*To be done*. Return the whole listing exactly as it stands.

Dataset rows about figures
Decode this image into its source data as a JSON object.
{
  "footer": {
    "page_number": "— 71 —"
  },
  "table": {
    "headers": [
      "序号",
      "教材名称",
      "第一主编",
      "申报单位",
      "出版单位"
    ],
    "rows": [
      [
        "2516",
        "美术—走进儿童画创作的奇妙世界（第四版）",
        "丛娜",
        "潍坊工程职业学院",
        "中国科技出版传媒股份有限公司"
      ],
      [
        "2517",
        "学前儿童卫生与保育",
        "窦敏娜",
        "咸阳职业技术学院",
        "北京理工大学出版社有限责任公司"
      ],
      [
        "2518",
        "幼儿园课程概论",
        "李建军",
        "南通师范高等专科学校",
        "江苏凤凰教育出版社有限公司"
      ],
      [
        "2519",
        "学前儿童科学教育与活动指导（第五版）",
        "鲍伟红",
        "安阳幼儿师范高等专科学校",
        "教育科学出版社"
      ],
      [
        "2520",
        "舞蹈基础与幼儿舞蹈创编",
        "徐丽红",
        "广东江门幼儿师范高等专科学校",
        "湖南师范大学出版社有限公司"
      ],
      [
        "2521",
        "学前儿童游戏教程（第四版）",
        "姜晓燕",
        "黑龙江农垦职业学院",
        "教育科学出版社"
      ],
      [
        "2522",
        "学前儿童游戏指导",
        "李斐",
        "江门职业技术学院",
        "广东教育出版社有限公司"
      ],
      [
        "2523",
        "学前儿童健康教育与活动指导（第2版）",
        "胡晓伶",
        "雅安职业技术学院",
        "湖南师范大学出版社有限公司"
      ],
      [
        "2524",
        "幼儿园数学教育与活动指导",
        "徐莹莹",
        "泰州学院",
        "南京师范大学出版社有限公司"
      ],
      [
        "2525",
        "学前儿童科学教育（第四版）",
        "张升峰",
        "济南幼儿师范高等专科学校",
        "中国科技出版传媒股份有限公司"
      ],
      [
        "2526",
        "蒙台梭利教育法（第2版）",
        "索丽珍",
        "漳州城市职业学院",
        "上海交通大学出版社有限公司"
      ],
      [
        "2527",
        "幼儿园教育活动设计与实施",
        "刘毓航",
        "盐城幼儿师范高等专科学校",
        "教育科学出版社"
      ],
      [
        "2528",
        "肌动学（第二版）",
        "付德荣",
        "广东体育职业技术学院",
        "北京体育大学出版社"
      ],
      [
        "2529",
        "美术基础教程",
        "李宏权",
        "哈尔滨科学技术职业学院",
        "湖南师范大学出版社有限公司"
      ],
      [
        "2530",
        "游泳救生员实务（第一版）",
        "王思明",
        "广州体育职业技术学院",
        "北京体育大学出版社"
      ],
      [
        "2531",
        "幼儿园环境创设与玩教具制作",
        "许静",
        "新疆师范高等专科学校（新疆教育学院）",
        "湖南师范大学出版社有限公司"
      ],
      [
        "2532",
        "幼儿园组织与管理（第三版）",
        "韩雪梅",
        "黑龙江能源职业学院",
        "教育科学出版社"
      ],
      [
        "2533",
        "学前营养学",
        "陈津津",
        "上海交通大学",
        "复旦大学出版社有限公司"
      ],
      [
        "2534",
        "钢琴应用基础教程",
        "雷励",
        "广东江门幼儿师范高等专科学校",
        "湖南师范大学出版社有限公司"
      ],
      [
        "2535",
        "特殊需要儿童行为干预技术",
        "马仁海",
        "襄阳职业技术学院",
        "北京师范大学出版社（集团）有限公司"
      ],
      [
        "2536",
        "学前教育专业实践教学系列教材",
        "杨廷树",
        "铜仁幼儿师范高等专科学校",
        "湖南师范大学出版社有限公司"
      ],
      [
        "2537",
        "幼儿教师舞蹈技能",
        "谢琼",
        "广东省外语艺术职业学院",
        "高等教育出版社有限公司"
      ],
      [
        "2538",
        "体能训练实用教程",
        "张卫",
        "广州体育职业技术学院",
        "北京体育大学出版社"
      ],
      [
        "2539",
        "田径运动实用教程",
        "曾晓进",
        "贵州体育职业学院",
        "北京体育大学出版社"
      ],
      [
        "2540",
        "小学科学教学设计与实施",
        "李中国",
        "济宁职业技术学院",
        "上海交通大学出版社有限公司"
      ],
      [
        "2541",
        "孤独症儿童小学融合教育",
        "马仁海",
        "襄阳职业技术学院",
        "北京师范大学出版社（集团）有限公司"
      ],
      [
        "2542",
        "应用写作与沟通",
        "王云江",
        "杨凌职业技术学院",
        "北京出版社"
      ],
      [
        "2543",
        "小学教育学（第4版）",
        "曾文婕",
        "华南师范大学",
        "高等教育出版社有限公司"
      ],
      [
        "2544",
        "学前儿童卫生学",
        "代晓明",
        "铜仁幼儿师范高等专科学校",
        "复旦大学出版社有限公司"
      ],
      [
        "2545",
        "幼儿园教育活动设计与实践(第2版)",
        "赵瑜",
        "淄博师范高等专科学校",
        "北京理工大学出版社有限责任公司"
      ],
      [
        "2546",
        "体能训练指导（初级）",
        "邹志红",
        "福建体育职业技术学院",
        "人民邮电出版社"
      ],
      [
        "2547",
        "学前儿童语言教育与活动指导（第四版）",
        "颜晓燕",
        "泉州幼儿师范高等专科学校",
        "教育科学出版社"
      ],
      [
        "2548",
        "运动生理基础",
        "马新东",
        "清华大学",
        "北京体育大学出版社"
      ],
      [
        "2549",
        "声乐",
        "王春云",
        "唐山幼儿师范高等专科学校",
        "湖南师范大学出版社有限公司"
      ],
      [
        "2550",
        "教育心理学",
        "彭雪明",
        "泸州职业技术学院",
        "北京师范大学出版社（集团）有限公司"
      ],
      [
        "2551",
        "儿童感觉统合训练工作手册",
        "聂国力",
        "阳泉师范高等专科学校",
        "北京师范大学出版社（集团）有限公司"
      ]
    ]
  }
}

*Exercise response*.
Decode this image into its source data as a JSON object.
{
  "footer": {
    "page_number": "— 71 —"
  },
  "table": {
    "headers": [
      "序号",
      "教材名称",
      "第一主编",
      "申报单位",
      "出版单位"
    ],
    "rows": [
      [
        "2516",
        "美术—走进儿童画创作的奇妙世界（第四版）",
        "丛娜",
        "潍坊工程职业学院",
        "中国科技出版传媒股份有限公司"
      ],
      [
        "2517",
        "学前儿童卫生与保育",
        "窦敏娜",
        "咸阳职业技术学院",
        "北京理工大学出版社有限责任公司"
      ],
      [
        "2518",
        "幼儿园课程概论",
        "李建军",
        "南通师范高等专科学校",
        "江苏凤凰教育出版社有限公司"
      ],
      [
        "2519",
        "学前儿童科学教育与活动指导（第五版）",
        "鲍伟红",
        "安阳幼儿师范高等专科学校",
        "教育科学出版社"
      ],
      [
        "2520",
        "舞蹈基础与幼儿舞蹈创编",
        "徐丽红",
        "广东江门幼儿师范高等专科学校",
        "湖南师范大学出版社有限公司"
      ],
      [
        "2521",
        "学前儿童游戏教程（第四版）",
        "姜晓燕",
        "黑龙江农垦职业学院",
        "教育科学出版社"
      ],
      [
        "2522",
        "学前儿童游戏指导",
        "李斐",
        "江门职业技术学院",
        "广东教育出版社有限公司"
      ],
      [
        "2523",
        "学前儿童健康教育与活动指导（第2版）",
        "胡晓伶",
        "雅安职业技术学院",
        "湖南师范大学出版社有限公司"
      ],
      [
        "2524",
        "幼儿园数学教育与活动指导",
        "徐莹莹",
        "泰州学院",
        "南京师范大学出版社有限公司"
      ],
      [
        "2525",
        "学前儿童科学教育（第四版）",
        "张升峰",
        "济南幼儿师范高等专科学校",
        "中国科技出版传媒股份有限公司"
      ],
      [
        "2526",
        "蒙台梭利教育法（第2版）",
        "索丽珍",
        "漳州城市职业学院",
        "上海交通大学出版社有限公司"
      ],
      [
        "2527",
        "幼儿园教育活动设计与实施",
        "刘毓航",
        "盐城幼儿师范高等专科学校",
        "教育科学出版社"
      ],
      [
        "2528",
        "肌动学（第二版）",
        "付德荣",
        "广东体育职业技术学院",
        "北京体育大学出版社"
      ],
      [
        "2529",
        "美术基础教程",
        "李宏权",
        "哈尔滨科学技术职业学院",
        "湖南师范大学出版社有限公司"
      ],
      [
        "2530",
        "游泳救生员实务（第一版）",
        "王思明",
        "广州体育职业技术学院",
        "北京体育大学出版社"
      ],
      [
        "2531",
        "幼儿园环境创设与玩教具制作",
        "许静",
        "新疆师范高等专科学校（新疆教育学院）",
        "湖南师范大学出版社有限公司"
      ],
      [
        "2532",
        "幼儿园组织与管理（第三版）",
        "韩雪梅",
        "黑龙江能源职业学院",
        "教育科学出版社"
      ],
      [
        "2533",
        "学前营养学",
        "陈津津",
        "上海交通大学",
        "复旦大学出版社有限公司"
      ],
      [
        "2534",
        "钢琴应用基础教程",
        "雷励",
        "广东江门幼儿师范高等专科学校",
        "湖南师范大学出版社有限公司"
      ],
      [
        "2535",
        "特殊需要儿童行为干预技术",
        "马仁海",
        "襄阳职业技术学院",
        "北京师范大学出版社（集团）有限公司"
      ],
      [
        "2536",
        "学前教育专业实践教学系列教材",
        "杨廷树",
        "铜仁幼儿师范高等专科学校",
        "湖南师范大学出版社有限公司"
      ],
      [
        "2537",
        "幼儿教师舞蹈技能",
        "谢琼",
        "广东省外语艺术职业学院",
        "高等教育出版社有限公司"
      ],
      [
        "2538",
        "体能训练实用教程",
        "张卫",
        "广州体育职业技术学院",
        "北京体育大学出版社"
      ],
      [
        "2539",
        "田径运动实用教程",
        "曾晓进",
        "贵州体育职业学院",
        "北京体育大学出版社"
      ],
      [
        "2540",
        "小学科学教学设计与实施",
        "李中国",
        "济宁职业技术学院",
        "上海交通大学出版社有限公司"
      ],
      [
        "2541",
        "孤独症儿童小学融合教育",
        "马仁海",
        "襄阳职业技术学院",
        "北京师范大学出版社（集团）有限公司"
      ],
      [
        "2542",
        "应用写作与沟通",
        "王云江",
        "杨凌职业技术学院",
        "北京出版社"
      ],
      [
        "2543",
        "小学教育学（第4版）",
        "曾文婕",
        "华南师范大学",
        "高等教育出版社有限公司"
      ],
      [
        "2544",
        "学前儿童卫生学",
        "代晓明",
        "铜仁幼儿师范高等专科学校",
        "复旦大学出版社有限公司"
      ],
      [
        "2545",
        "幼儿园教育活动设计与实践(第2版)",
        "赵瑜",
        "淄博师范高等专科学校",
        "北京理工大学出版社有限责任公司"
      ],
      [
        "2546",
        "体能训练指导（初级）",
        "邹志红",
        "福建体育职业技术学院",
        "人民邮电出版社"
      ],
      [
        "2547",
        "学前儿童语言教育与活动指导（第四版）",
        "颜晓燕",
        "泉州幼儿师范高等专科学校",
        "教育科学出版社"
      ],
      [
        "2548",
        "运动生理基础",
        "马新东",
        "清华大学",
        "北京体育大学出版社"
      ],
      [
        "2549",
        "声乐",
        "王春云",
        "唐山幼儿师范高等专科学校",
        "湖南师范大学出版社有限公司"
      ],
      [
        "2550",
        "教育心理学",
        "彭雪明",
        "泸州职业技术学院",
        "北京师范大学出版社（集团）有限公司"
      ],
      [
        "2551",
        "儿童感觉统合训练工作手册",
        "聂国力",
        "阳泉师范高等专科学校",
        "北京师范大学出版社（集团）有限公司"
      ]
    ]
  }
}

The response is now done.